## Task statement
Transcribe the records that follow in their entirety, omitting any pictures.

## Information provided
┌──
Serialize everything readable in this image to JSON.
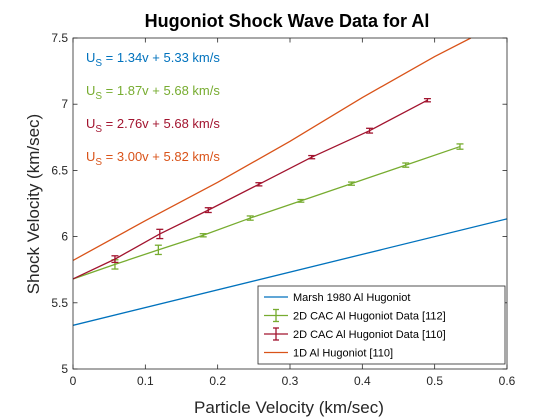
{
  "chart_data": {
    "type": "line",
    "title": "Hugoniot Shock Wave Data for Al",
    "xlabel": "Particle Velocity (km/sec)",
    "ylabel": "Shock Velocity (km/sec)",
    "xlim": [
      0,
      0.6
    ],
    "ylim": [
      5,
      7.5
    ],
    "xticks": [
      "0",
      "0.1",
      "0.2",
      "0.3",
      "0.4",
      "0.5",
      "0.6"
    ],
    "yticks": [
      "5",
      "5.5",
      "6",
      "6.5",
      "7",
      "7.5"
    ],
    "grid": false,
    "legend_position": "bottom-right",
    "series": [
      {
        "name": "Marsh 1980 Al Hugoniot",
        "kind": "line",
        "color": "#0072BD",
        "x": [
          0,
          0.6
        ],
        "y": [
          5.33,
          6.134
        ]
      },
      {
        "name": "2D CAC Al Hugoniot Data [112]",
        "kind": "errorbar",
        "color": "#77AC30",
        "x": [
          0,
          0.058,
          0.118,
          0.18,
          0.245,
          0.315,
          0.385,
          0.46,
          0.535
        ],
        "y": [
          5.68,
          5.79,
          5.9,
          6.01,
          6.14,
          6.27,
          6.4,
          6.54,
          6.68
        ],
        "err": [
          0,
          0.035,
          0.035,
          0.012,
          0.016,
          0.01,
          0.012,
          0.016,
          0.02
        ]
      },
      {
        "name": "2D CAC Al Hugoniot Data [110]",
        "kind": "errorbar",
        "color": "#A2142F",
        "x": [
          0,
          0.058,
          0.12,
          0.187,
          0.257,
          0.33,
          0.41,
          0.49
        ],
        "y": [
          5.68,
          5.83,
          6.02,
          6.2,
          6.395,
          6.6,
          6.8,
          7.03
        ],
        "err": [
          0,
          0.025,
          0.035,
          0.018,
          0.012,
          0.012,
          0.018,
          0.012
        ]
      },
      {
        "name": "1D Al Hugoniot [110]",
        "kind": "line",
        "color": "#D95319",
        "x": [
          0,
          0.1,
          0.2,
          0.3,
          0.4,
          0.5,
          0.55
        ],
        "y": [
          5.82,
          6.12,
          6.41,
          6.72,
          7.05,
          7.36,
          7.5
        ]
      }
    ],
    "annotations": [
      {
        "base": "U",
        "sub": "S",
        "rest": " = 1.34v + 5.33 km/s",
        "color": "#0072BD"
      },
      {
        "base": "U",
        "sub": "S",
        "rest": " = 1.87v + 5.68 km/s",
        "color": "#77AC30"
      },
      {
        "base": "U",
        "sub": "S",
        "rest": " = 2.76v + 5.68 km/s",
        "color": "#A2142F"
      },
      {
        "base": "U",
        "sub": "S",
        "rest": " = 3.00v + 5.82 km/s",
        "color": "#D95319"
      }
    ]
  }
}
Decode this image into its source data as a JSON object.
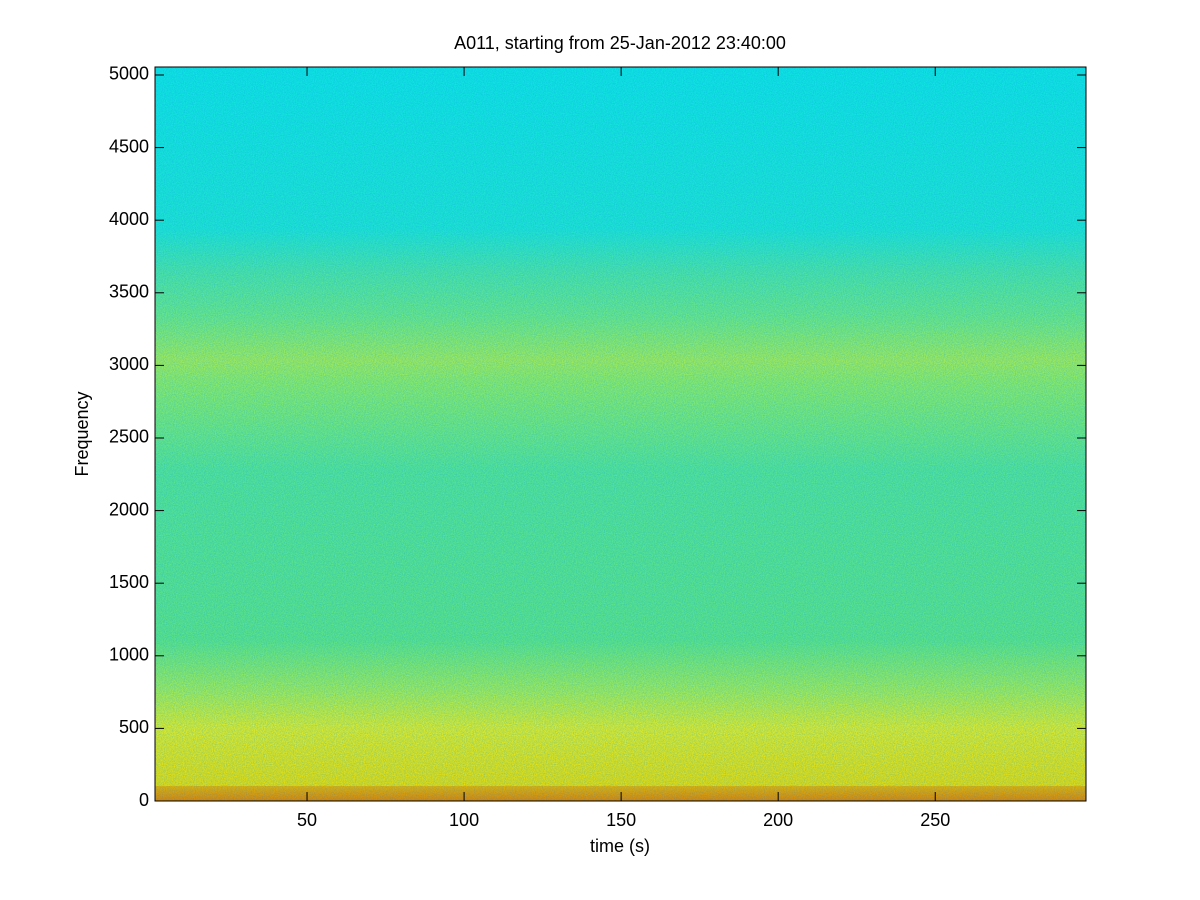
{
  "chart_data": {
    "type": "spectrogram",
    "title": "A011, starting from 25-Jan-2012 23:40:00",
    "x_label": "time (s)",
    "y_label": "Frequency",
    "xlim": [
      1.6,
      298
    ],
    "ylim": [
      0,
      5055
    ],
    "xticks": [
      50,
      100,
      150,
      200,
      250
    ],
    "yticks": [
      0,
      500,
      1000,
      1500,
      2000,
      2500,
      3000,
      3500,
      4000,
      4500,
      5000
    ],
    "grid": false
  }
}
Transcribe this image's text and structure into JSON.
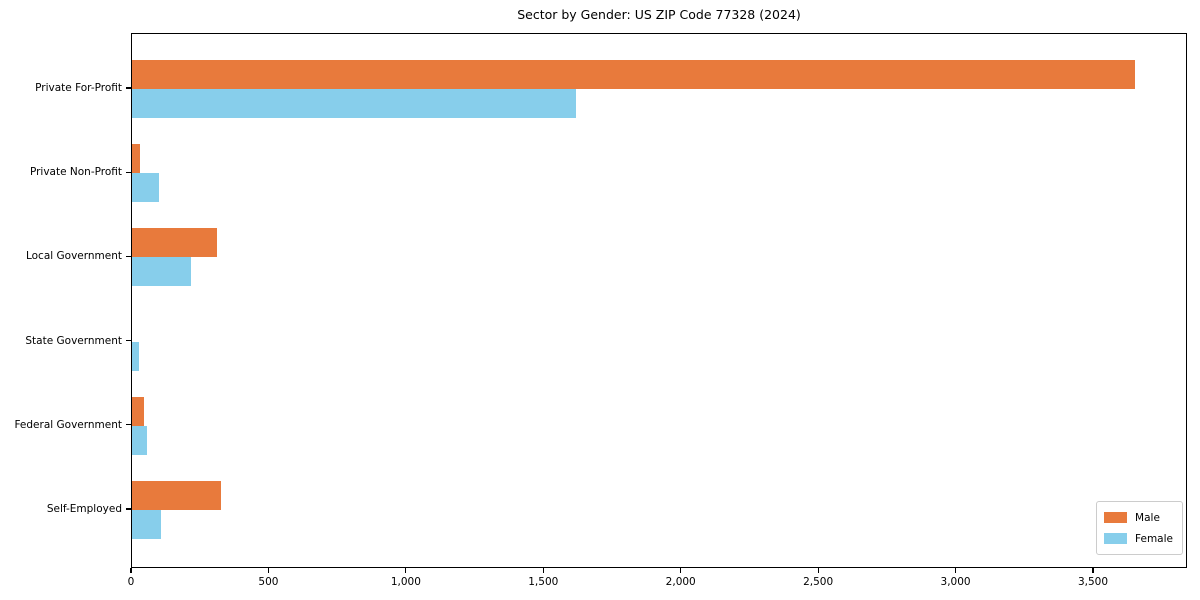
{
  "chart_data": {
    "type": "bar",
    "orientation": "horizontal",
    "title": "Sector by Gender: US ZIP Code 77328 (2024)",
    "categories": [
      "Private For-Profit",
      "Private Non-Profit",
      "Local Government",
      "State Government",
      "Federal Government",
      "Self-Employed"
    ],
    "series": [
      {
        "name": "Male",
        "color": "#e87a3c",
        "values": [
          3650,
          30,
          310,
          0,
          42,
          325
        ]
      },
      {
        "name": "Female",
        "color": "#87ceeb",
        "values": [
          1615,
          100,
          215,
          25,
          55,
          105
        ]
      }
    ],
    "xlabel": "",
    "ylabel": "",
    "xlim": [
      0,
      3842
    ],
    "xticks": [
      0,
      500,
      1000,
      1500,
      2000,
      2500,
      3000,
      3500
    ],
    "xtick_labels": [
      "0",
      "500",
      "1,000",
      "1,500",
      "2,000",
      "2,500",
      "3,000",
      "3,500"
    ],
    "grid": false,
    "legend": {
      "position": "lower right",
      "entries": [
        "Male",
        "Female"
      ]
    }
  }
}
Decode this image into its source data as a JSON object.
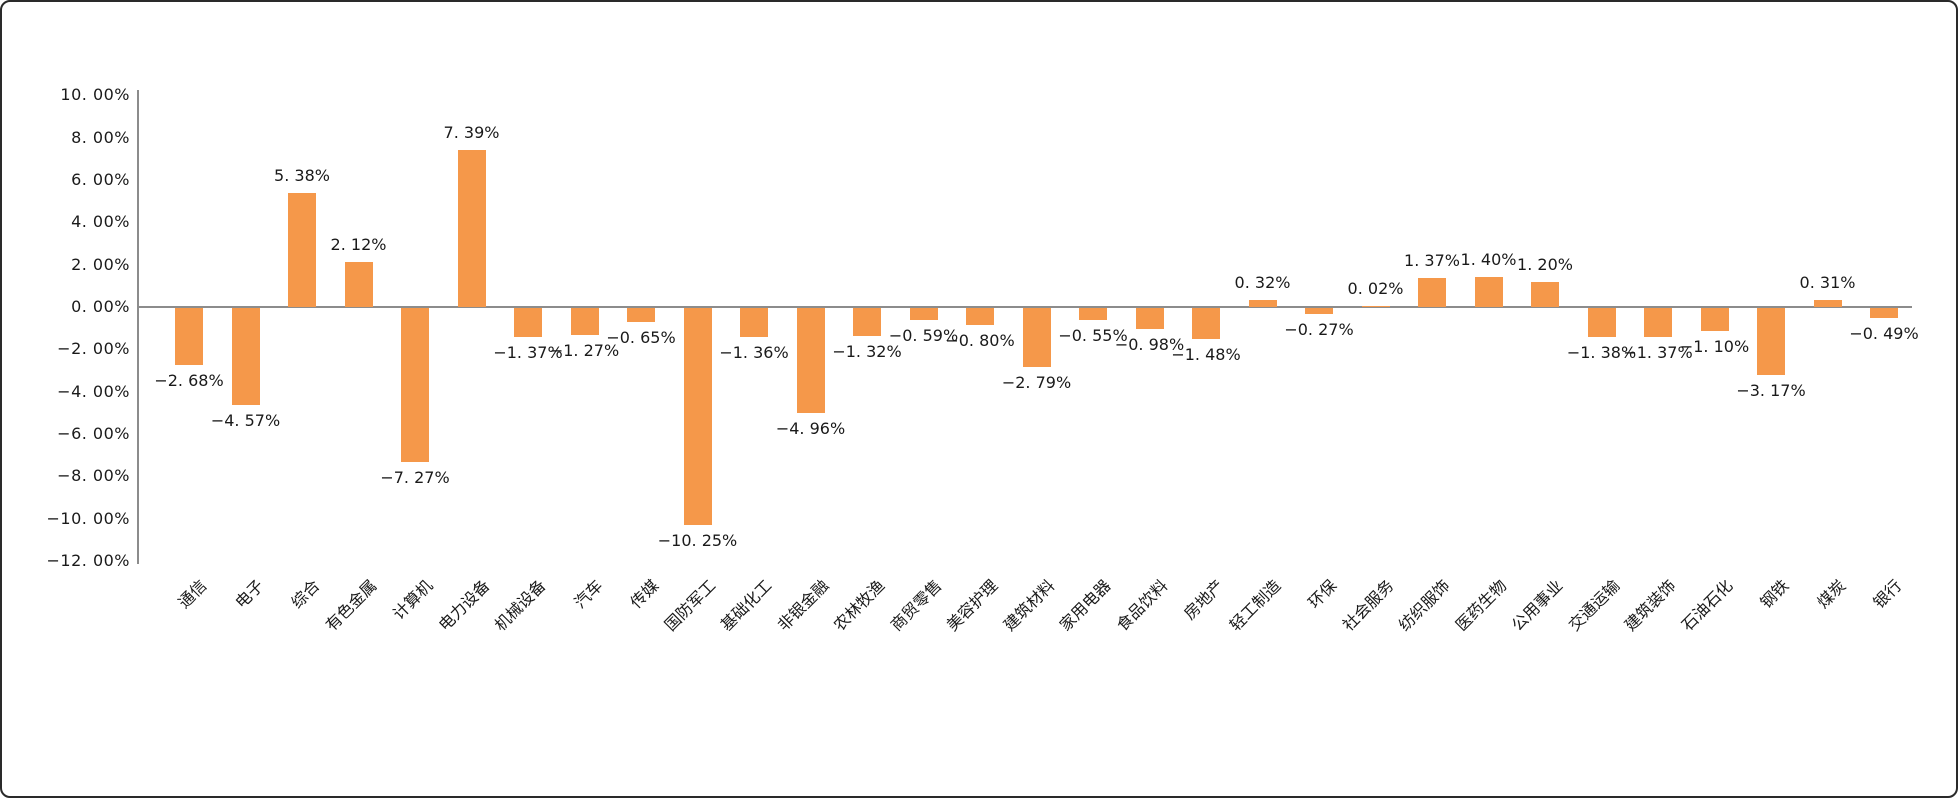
{
  "chart_data": {
    "type": "bar",
    "title": "",
    "xlabel": "",
    "ylabel": "",
    "categories": [
      "通信",
      "电子",
      "综合",
      "有色金属",
      "计算机",
      "电力设备",
      "机械设备",
      "汽车",
      "传媒",
      "国防军工",
      "基础化工",
      "非银金融",
      "农林牧渔",
      "商贸零售",
      "美容护理",
      "建筑材料",
      "家用电器",
      "食品饮料",
      "房地产",
      "轻工制造",
      "环保",
      "社会服务",
      "纺织服饰",
      "医药生物",
      "公用事业",
      "交通运输",
      "建筑装饰",
      "石油石化",
      "钢铁",
      "煤炭",
      "银行"
    ],
    "values": [
      -2.68,
      -4.57,
      5.38,
      2.12,
      -7.27,
      7.39,
      -1.37,
      -1.27,
      -0.65,
      -10.25,
      -1.36,
      -4.96,
      -1.32,
      -0.59,
      -0.8,
      -2.79,
      -0.55,
      -0.98,
      -1.48,
      0.32,
      -0.27,
      0.02,
      1.37,
      1.4,
      1.2,
      -1.38,
      -1.37,
      -1.1,
      -3.17,
      0.31,
      -0.49
    ],
    "value_labels": [
      "−2. 68%",
      "−4. 57%",
      "5. 38%",
      "2. 12%",
      "−7. 27%",
      "7. 39%",
      "−1. 37%",
      "−1. 27%",
      "−0. 65%",
      "−10. 25%",
      "−1. 36%",
      "−4. 96%",
      "−1. 32%",
      "−0. 59%",
      "−0. 80%",
      "−2. 79%",
      "−0. 55%",
      "−0. 98%",
      "−1. 48%",
      "0. 32%",
      "−0. 27%",
      "0. 02%",
      "1. 37%",
      "1. 40%",
      "1. 20%",
      "−1. 38%",
      "−1. 37%",
      "−1. 10%",
      "−3. 17%",
      "0. 31%",
      "−0. 49%"
    ],
    "y_ticks": [
      "10. 00%",
      "8. 00%",
      "6. 00%",
      "4. 00%",
      "2. 00%",
      "0. 00%",
      "−2. 00%",
      "−4. 00%",
      "−6. 00%",
      "−8. 00%",
      "−10. 00%",
      "−12. 00%"
    ],
    "y_tick_values": [
      10,
      8,
      6,
      4,
      2,
      0,
      -2,
      -4,
      -6,
      -8,
      -10,
      -12
    ],
    "ylim": [
      -12,
      10
    ],
    "grid": false,
    "legend": "none",
    "value_label_position": "outside-end",
    "x_label_rotation": 45,
    "bar_color": "#F5984A",
    "axis_color": "#8C8C8C",
    "text_color": "#1A1A1A"
  }
}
└──
## Full output
Serialize everything readable in this image to JSON.
{
  "chart_data": {
    "type": "line",
    "title": "Hugoniot Shock Wave Data for Al",
    "xlabel": "Particle Velocity (km/sec)",
    "ylabel": "Shock Velocity (km/sec)",
    "xlim": [
      0,
      0.6
    ],
    "ylim": [
      5,
      7.5
    ],
    "xticks": [
      "0",
      "0.1",
      "0.2",
      "0.3",
      "0.4",
      "0.5",
      "0.6"
    ],
    "yticks": [
      "5",
      "5.5",
      "6",
      "6.5",
      "7",
      "7.5"
    ],
    "grid": false,
    "legend_position": "bottom-right",
    "series": [
      {
        "name": "Marsh 1980 Al Hugoniot",
        "kind": "line",
        "color": "#0072BD",
        "x": [
          0,
          0.6
        ],
        "y": [
          5.33,
          6.134
        ]
      },
      {
        "name": "2D CAC Al Hugoniot Data [112]",
        "kind": "errorbar",
        "color": "#77AC30",
        "x": [
          0,
          0.058,
          0.118,
          0.18,
          0.245,
          0.315,
          0.385,
          0.46,
          0.535
        ],
        "y": [
          5.68,
          5.79,
          5.9,
          6.01,
          6.14,
          6.27,
          6.4,
          6.54,
          6.68
        ],
        "err": [
          0,
          0.035,
          0.035,
          0.012,
          0.016,
          0.01,
          0.012,
          0.016,
          0.02
        ]
      },
      {
        "name": "2D CAC Al Hugoniot Data [110]",
        "kind": "errorbar",
        "color": "#A2142F",
        "x": [
          0,
          0.058,
          0.12,
          0.187,
          0.257,
          0.33,
          0.41,
          0.49
        ],
        "y": [
          5.68,
          5.83,
          6.02,
          6.2,
          6.395,
          6.6,
          6.8,
          7.03
        ],
        "err": [
          0,
          0.025,
          0.035,
          0.018,
          0.012,
          0.012,
          0.018,
          0.012
        ]
      },
      {
        "name": "1D Al Hugoniot [110]",
        "kind": "line",
        "color": "#D95319",
        "x": [
          0,
          0.1,
          0.2,
          0.3,
          0.4,
          0.5,
          0.55
        ],
        "y": [
          5.82,
          6.12,
          6.41,
          6.72,
          7.05,
          7.36,
          7.5
        ]
      }
    ],
    "annotations": [
      {
        "base": "U",
        "sub": "S",
        "rest": " = 1.34v + 5.33 km/s",
        "color": "#0072BD"
      },
      {
        "base": "U",
        "sub": "S",
        "rest": " = 1.87v + 5.68 km/s",
        "color": "#77AC30"
      },
      {
        "base": "U",
        "sub": "S",
        "rest": " = 2.76v + 5.68 km/s",
        "color": "#A2142F"
      },
      {
        "base": "U",
        "sub": "S",
        "rest": " = 3.00v + 5.82 km/s",
        "color": "#D95319"
      }
    ]
  }
}
Decode this image into its source data as a JSON object.
{
  "chart_data": {
    "type": "spectrogram",
    "title": "A011, starting from 25-Jan-2012 23:40:00",
    "x_label": "time (s)",
    "y_label": "Frequency",
    "xlim": [
      1.6,
      298
    ],
    "ylim": [
      0,
      5055
    ],
    "xticks": [
      50,
      100,
      150,
      200,
      250
    ],
    "yticks": [
      0,
      500,
      1000,
      1500,
      2000,
      2500,
      3000,
      3500,
      4000,
      4500,
      5000
    ],
    "grid": false
  }
}
Transcribe this image's text and structure into JSON.
{
  "chart_data": {
    "type": "bar",
    "orientation": "horizontal",
    "title": "Sector by Gender: US ZIP Code 77328 (2024)",
    "categories": [
      "Private For-Profit",
      "Private Non-Profit",
      "Local Government",
      "State Government",
      "Federal Government",
      "Self-Employed"
    ],
    "series": [
      {
        "name": "Male",
        "color": "#e87a3c",
        "values": [
          3650,
          30,
          310,
          0,
          42,
          325
        ]
      },
      {
        "name": "Female",
        "color": "#87ceeb",
        "values": [
          1615,
          100,
          215,
          25,
          55,
          105
        ]
      }
    ],
    "xlabel": "",
    "ylabel": "",
    "xlim": [
      0,
      3842
    ],
    "xticks": [
      0,
      500,
      1000,
      1500,
      2000,
      2500,
      3000,
      3500
    ],
    "xtick_labels": [
      "0",
      "500",
      "1,000",
      "1,500",
      "2,000",
      "2,500",
      "3,000",
      "3,500"
    ],
    "grid": false,
    "legend": {
      "position": "lower right",
      "entries": [
        "Male",
        "Female"
      ]
    }
  }
}
Decode this image into its source data as a JSON object.
{
  "chart_data": {
    "type": "bar",
    "title": "",
    "xlabel": "",
    "ylabel": "",
    "categories": [
      "通信",
      "电子",
      "综合",
      "有色金属",
      "计算机",
      "电力设备",
      "机械设备",
      "汽车",
      "传媒",
      "国防军工",
      "基础化工",
      "非银金融",
      "农林牧渔",
      "商贸零售",
      "美容护理",
      "建筑材料",
      "家用电器",
      "食品饮料",
      "房地产",
      "轻工制造",
      "环保",
      "社会服务",
      "纺织服饰",
      "医药生物",
      "公用事业",
      "交通运输",
      "建筑装饰",
      "石油石化",
      "钢铁",
      "煤炭",
      "银行"
    ],
    "values": [
      -2.68,
      -4.57,
      5.38,
      2.12,
      -7.27,
      7.39,
      -1.37,
      -1.27,
      -0.65,
      -10.25,
      -1.36,
      -4.96,
      -1.32,
      -0.59,
      -0.8,
      -2.79,
      -0.55,
      -0.98,
      -1.48,
      0.32,
      -0.27,
      0.02,
      1.37,
      1.4,
      1.2,
      -1.38,
      -1.37,
      -1.1,
      -3.17,
      0.31,
      -0.49
    ],
    "value_labels": [
      "−2. 68%",
      "−4. 57%",
      "5. 38%",
      "2. 12%",
      "−7. 27%",
      "7. 39%",
      "−1. 37%",
      "−1. 27%",
      "−0. 65%",
      "−10. 25%",
      "−1. 36%",
      "−4. 96%",
      "−1. 32%",
      "−0. 59%",
      "−0. 80%",
      "−2. 79%",
      "−0. 55%",
      "−0. 98%",
      "−1. 48%",
      "0. 32%",
      "−0. 27%",
      "0. 02%",
      "1. 37%",
      "1. 40%",
      "1. 20%",
      "−1. 38%",
      "−1. 37%",
      "−1. 10%",
      "−3. 17%",
      "0. 31%",
      "−0. 49%"
    ],
    "y_ticks": [
      "10. 00%",
      "8. 00%",
      "6. 00%",
      "4. 00%",
      "2. 00%",
      "0. 00%",
      "−2. 00%",
      "−4. 00%",
      "−6. 00%",
      "−8. 00%",
      "−10. 00%",
      "−12. 00%"
    ],
    "y_tick_values": [
      10,
      8,
      6,
      4,
      2,
      0,
      -2,
      -4,
      -6,
      -8,
      -10,
      -12
    ],
    "ylim": [
      -12,
      10
    ],
    "grid": false,
    "legend": "none",
    "value_label_position": "outside-end",
    "x_label_rotation": 45,
    "bar_color": "#F5984A",
    "axis_color": "#8C8C8C",
    "text_color": "#1A1A1A"
  }
}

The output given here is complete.